STATED PROBLEM |
Without altering anything, repeat each of the records.

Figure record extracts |

################

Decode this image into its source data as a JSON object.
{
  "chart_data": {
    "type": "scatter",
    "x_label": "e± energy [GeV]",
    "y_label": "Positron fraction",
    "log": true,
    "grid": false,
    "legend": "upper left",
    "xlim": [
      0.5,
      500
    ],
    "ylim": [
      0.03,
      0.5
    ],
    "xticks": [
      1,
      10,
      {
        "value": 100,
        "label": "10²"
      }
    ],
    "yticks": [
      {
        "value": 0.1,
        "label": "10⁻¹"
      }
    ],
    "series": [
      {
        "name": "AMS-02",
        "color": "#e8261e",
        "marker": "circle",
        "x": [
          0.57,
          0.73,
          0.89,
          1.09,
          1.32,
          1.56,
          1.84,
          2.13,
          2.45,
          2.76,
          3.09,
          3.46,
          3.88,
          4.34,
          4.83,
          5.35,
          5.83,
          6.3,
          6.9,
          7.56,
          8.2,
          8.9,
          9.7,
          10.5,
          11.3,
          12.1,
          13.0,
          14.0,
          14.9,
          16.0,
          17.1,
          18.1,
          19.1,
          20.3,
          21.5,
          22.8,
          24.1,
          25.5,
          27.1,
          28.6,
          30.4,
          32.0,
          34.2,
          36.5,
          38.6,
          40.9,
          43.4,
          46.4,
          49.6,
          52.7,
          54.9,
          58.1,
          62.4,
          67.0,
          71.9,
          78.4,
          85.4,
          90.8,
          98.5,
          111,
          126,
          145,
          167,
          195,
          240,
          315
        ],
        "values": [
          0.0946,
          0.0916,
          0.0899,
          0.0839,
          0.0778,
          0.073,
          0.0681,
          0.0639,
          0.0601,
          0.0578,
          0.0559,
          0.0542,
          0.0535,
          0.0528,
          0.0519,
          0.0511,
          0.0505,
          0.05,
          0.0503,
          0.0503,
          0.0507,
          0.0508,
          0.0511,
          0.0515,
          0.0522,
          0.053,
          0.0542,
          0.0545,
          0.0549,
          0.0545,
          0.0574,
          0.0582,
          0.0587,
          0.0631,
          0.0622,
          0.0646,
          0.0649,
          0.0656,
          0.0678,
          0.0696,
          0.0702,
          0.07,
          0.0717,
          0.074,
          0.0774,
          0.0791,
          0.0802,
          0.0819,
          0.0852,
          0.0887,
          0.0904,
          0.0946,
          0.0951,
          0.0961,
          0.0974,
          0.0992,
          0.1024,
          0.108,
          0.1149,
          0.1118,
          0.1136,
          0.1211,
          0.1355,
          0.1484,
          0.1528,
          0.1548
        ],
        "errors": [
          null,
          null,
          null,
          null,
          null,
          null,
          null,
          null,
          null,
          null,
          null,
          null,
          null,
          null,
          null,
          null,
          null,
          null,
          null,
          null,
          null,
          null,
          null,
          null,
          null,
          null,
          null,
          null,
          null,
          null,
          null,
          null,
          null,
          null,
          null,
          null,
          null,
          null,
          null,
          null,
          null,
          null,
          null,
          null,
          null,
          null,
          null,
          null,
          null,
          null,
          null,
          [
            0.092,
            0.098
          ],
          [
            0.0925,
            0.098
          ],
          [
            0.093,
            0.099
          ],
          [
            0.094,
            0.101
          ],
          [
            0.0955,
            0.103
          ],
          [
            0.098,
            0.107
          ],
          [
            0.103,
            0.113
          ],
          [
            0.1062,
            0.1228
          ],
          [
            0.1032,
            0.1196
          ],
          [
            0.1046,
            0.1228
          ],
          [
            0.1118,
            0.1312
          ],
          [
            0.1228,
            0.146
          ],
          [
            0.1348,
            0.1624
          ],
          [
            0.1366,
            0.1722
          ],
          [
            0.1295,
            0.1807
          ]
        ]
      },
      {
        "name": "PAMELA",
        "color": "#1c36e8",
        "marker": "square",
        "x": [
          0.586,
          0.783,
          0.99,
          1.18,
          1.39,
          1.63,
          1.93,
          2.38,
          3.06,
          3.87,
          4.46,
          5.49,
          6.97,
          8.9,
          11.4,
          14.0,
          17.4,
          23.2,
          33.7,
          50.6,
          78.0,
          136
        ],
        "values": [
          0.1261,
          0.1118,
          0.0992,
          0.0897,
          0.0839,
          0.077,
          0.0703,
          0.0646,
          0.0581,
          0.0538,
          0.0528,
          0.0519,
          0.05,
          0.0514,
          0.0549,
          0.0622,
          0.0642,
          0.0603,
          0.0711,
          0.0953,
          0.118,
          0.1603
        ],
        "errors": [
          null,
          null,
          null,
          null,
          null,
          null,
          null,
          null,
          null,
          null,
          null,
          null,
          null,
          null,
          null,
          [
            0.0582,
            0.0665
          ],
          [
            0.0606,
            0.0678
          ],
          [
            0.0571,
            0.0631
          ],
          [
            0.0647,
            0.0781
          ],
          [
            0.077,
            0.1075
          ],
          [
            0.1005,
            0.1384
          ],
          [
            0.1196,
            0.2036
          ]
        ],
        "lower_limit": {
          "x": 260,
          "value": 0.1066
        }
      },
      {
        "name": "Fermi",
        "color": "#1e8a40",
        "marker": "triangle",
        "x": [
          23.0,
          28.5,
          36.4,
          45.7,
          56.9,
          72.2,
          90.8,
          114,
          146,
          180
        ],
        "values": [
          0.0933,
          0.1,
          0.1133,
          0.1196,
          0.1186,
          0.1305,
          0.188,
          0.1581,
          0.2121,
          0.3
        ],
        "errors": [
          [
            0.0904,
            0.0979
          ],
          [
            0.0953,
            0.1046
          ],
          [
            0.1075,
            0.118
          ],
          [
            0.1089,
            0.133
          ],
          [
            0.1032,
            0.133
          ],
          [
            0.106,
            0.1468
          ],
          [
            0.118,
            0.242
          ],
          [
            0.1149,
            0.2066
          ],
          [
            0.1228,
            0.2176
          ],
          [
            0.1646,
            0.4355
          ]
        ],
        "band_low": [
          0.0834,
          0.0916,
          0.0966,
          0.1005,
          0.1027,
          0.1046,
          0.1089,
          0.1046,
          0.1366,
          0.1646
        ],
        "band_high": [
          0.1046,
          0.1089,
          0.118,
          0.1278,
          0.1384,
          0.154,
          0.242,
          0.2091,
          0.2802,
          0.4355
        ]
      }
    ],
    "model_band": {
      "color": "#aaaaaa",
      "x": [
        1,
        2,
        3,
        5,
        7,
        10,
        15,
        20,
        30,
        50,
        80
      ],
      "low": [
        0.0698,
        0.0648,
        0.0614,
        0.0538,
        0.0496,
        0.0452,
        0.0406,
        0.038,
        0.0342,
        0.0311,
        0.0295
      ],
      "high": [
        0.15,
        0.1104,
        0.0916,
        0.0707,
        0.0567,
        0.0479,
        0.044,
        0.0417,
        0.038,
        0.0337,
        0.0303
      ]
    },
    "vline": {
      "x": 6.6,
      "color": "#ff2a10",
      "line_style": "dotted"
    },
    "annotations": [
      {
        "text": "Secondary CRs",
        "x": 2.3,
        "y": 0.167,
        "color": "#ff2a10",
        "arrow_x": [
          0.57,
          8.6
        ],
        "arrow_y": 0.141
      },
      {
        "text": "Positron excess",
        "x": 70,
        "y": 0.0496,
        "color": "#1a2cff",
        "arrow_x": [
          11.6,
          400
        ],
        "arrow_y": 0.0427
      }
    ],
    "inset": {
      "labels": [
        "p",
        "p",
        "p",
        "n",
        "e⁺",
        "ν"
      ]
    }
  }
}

################

TASK OUTPUT |
Decode this image into its source data as a JSON object.
{
  "chart_data": {
    "type": "scatter",
    "x_label": "e± energy [GeV]",
    "y_label": "Positron fraction",
    "log": true,
    "grid": false,
    "legend": "upper left",
    "xlim": [
      0.5,
      500
    ],
    "ylim": [
      0.03,
      0.5
    ],
    "xticks": [
      1,
      10,
      {
        "value": 100,
        "label": "10²"
      }
    ],
    "yticks": [
      {
        "value": 0.1,
        "label": "10⁻¹"
      }
    ],
    "series": [
      {
        "name": "AMS-02",
        "color": "#e8261e",
        "marker": "circle",
        "x": [
          0.57,
          0.73,
          0.89,
          1.09,
          1.32,
          1.56,
          1.84,
          2.13,
          2.45,
          2.76,
          3.09,
          3.46,
          3.88,
          4.34,
          4.83,
          5.35,
          5.83,
          6.3,
          6.9,
          7.56,
          8.2,
          8.9,
          9.7,
          10.5,
          11.3,
          12.1,
          13.0,
          14.0,
          14.9,
          16.0,
          17.1,
          18.1,
          19.1,
          20.3,
          21.5,
          22.8,
          24.1,
          25.5,
          27.1,
          28.6,
          30.4,
          32.0,
          34.2,
          36.5,
          38.6,
          40.9,
          43.4,
          46.4,
          49.6,
          52.7,
          54.9,
          58.1,
          62.4,
          67.0,
          71.9,
          78.4,
          85.4,
          90.8,
          98.5,
          111,
          126,
          145,
          167,
          195,
          240,
          315
        ],
        "values": [
          0.0946,
          0.0916,
          0.0899,
          0.0839,
          0.0778,
          0.073,
          0.0681,
          0.0639,
          0.0601,
          0.0578,
          0.0559,
          0.0542,
          0.0535,
          0.0528,
          0.0519,
          0.0511,
          0.0505,
          0.05,
          0.0503,
          0.0503,
          0.0507,
          0.0508,
          0.0511,
          0.0515,
          0.0522,
          0.053,
          0.0542,
          0.0545,
          0.0549,
          0.0545,
          0.0574,
          0.0582,
          0.0587,
          0.0631,
          0.0622,
          0.0646,
          0.0649,
          0.0656,
          0.0678,
          0.0696,
          0.0702,
          0.07,
          0.0717,
          0.074,
          0.0774,
          0.0791,
          0.0802,
          0.0819,
          0.0852,
          0.0887,
          0.0904,
          0.0946,
          0.0951,
          0.0961,
          0.0974,
          0.0992,
          0.1024,
          0.108,
          0.1149,
          0.1118,
          0.1136,
          0.1211,
          0.1355,
          0.1484,
          0.1528,
          0.1548
        ],
        "errors": [
          null,
          null,
          null,
          null,
          null,
          null,
          null,
          null,
          null,
          null,
          null,
          null,
          null,
          null,
          null,
          null,
          null,
          null,
          null,
          null,
          null,
          null,
          null,
          null,
          null,
          null,
          null,
          null,
          null,
          null,
          null,
          null,
          null,
          null,
          null,
          null,
          null,
          null,
          null,
          null,
          null,
          null,
          null,
          null,
          null,
          null,
          null,
          null,
          null,
          null,
          null,
          [
            0.092,
            0.098
          ],
          [
            0.0925,
            0.098
          ],
          [
            0.093,
            0.099
          ],
          [
            0.094,
            0.101
          ],
          [
            0.0955,
            0.103
          ],
          [
            0.098,
            0.107
          ],
          [
            0.103,
            0.113
          ],
          [
            0.1062,
            0.1228
          ],
          [
            0.1032,
            0.1196
          ],
          [
            0.1046,
            0.1228
          ],
          [
            0.1118,
            0.1312
          ],
          [
            0.1228,
            0.146
          ],
          [
            0.1348,
            0.1624
          ],
          [
            0.1366,
            0.1722
          ],
          [
            0.1295,
            0.1807
          ]
        ]
      },
      {
        "name": "PAMELA",
        "color": "#1c36e8",
        "marker": "square",
        "x": [
          0.586,
          0.783,
          0.99,
          1.18,
          1.39,
          1.63,
          1.93,
          2.38,
          3.06,
          3.87,
          4.46,
          5.49,
          6.97,
          8.9,
          11.4,
          14.0,
          17.4,
          23.2,
          33.7,
          50.6,
          78.0,
          136
        ],
        "values": [
          0.1261,
          0.1118,
          0.0992,
          0.0897,
          0.0839,
          0.077,
          0.0703,
          0.0646,
          0.0581,
          0.0538,
          0.0528,
          0.0519,
          0.05,
          0.0514,
          0.0549,
          0.0622,
          0.0642,
          0.0603,
          0.0711,
          0.0953,
          0.118,
          0.1603
        ],
        "errors": [
          null,
          null,
          null,
          null,
          null,
          null,
          null,
          null,
          null,
          null,
          null,
          null,
          null,
          null,
          null,
          [
            0.0582,
            0.0665
          ],
          [
            0.0606,
            0.0678
          ],
          [
            0.0571,
            0.0631
          ],
          [
            0.0647,
            0.0781
          ],
          [
            0.077,
            0.1075
          ],
          [
            0.1005,
            0.1384
          ],
          [
            0.1196,
            0.2036
          ]
        ],
        "lower_limit": {
          "x": 260,
          "value": 0.1066
        }
      },
      {
        "name": "Fermi",
        "color": "#1e8a40",
        "marker": "triangle",
        "x": [
          23.0,
          28.5,
          36.4,
          45.7,
          56.9,
          72.2,
          90.8,
          114,
          146,
          180
        ],
        "values": [
          0.0933,
          0.1,
          0.1133,
          0.1196,
          0.1186,
          0.1305,
          0.188,
          0.1581,
          0.2121,
          0.3
        ],
        "errors": [
          [
            0.0904,
            0.0979
          ],
          [
            0.0953,
            0.1046
          ],
          [
            0.1075,
            0.118
          ],
          [
            0.1089,
            0.133
          ],
          [
            0.1032,
            0.133
          ],
          [
            0.106,
            0.1468
          ],
          [
            0.118,
            0.242
          ],
          [
            0.1149,
            0.2066
          ],
          [
            0.1228,
            0.2176
          ],
          [
            0.1646,
            0.4355
          ]
        ],
        "band_low": [
          0.0834,
          0.0916,
          0.0966,
          0.1005,
          0.1027,
          0.1046,
          0.1089,
          0.1046,
          0.1366,
          0.1646
        ],
        "band_high": [
          0.1046,
          0.1089,
          0.118,
          0.1278,
          0.1384,
          0.154,
          0.242,
          0.2091,
          0.2802,
          0.4355
        ]
      }
    ],
    "model_band": {
      "color": "#aaaaaa",
      "x": [
        1,
        2,
        3,
        5,
        7,
        10,
        15,
        20,
        30,
        50,
        80
      ],
      "low": [
        0.0698,
        0.0648,
        0.0614,
        0.0538,
        0.0496,
        0.0452,
        0.0406,
        0.038,
        0.0342,
        0.0311,
        0.0295
      ],
      "high": [
        0.15,
        0.1104,
        0.0916,
        0.0707,
        0.0567,
        0.0479,
        0.044,
        0.0417,
        0.038,
        0.0337,
        0.0303
      ]
    },
    "vline": {
      "x": 6.6,
      "color": "#ff2a10",
      "line_style": "dotted"
    },
    "annotations": [
      {
        "text": "Secondary CRs",
        "x": 2.3,
        "y": 0.167,
        "color": "#ff2a10",
        "arrow_x": [
          0.57,
          8.6
        ],
        "arrow_y": 0.141
      },
      {
        "text": "Positron excess",
        "x": 70,
        "y": 0.0496,
        "color": "#1a2cff",
        "arrow_x": [
          11.6,
          400
        ],
        "arrow_y": 0.0427
      }
    ],
    "inset": {
      "labels": [
        "p",
        "p",
        "p",
        "n",
        "e⁺",
        "ν"
      ]
    }
  }
}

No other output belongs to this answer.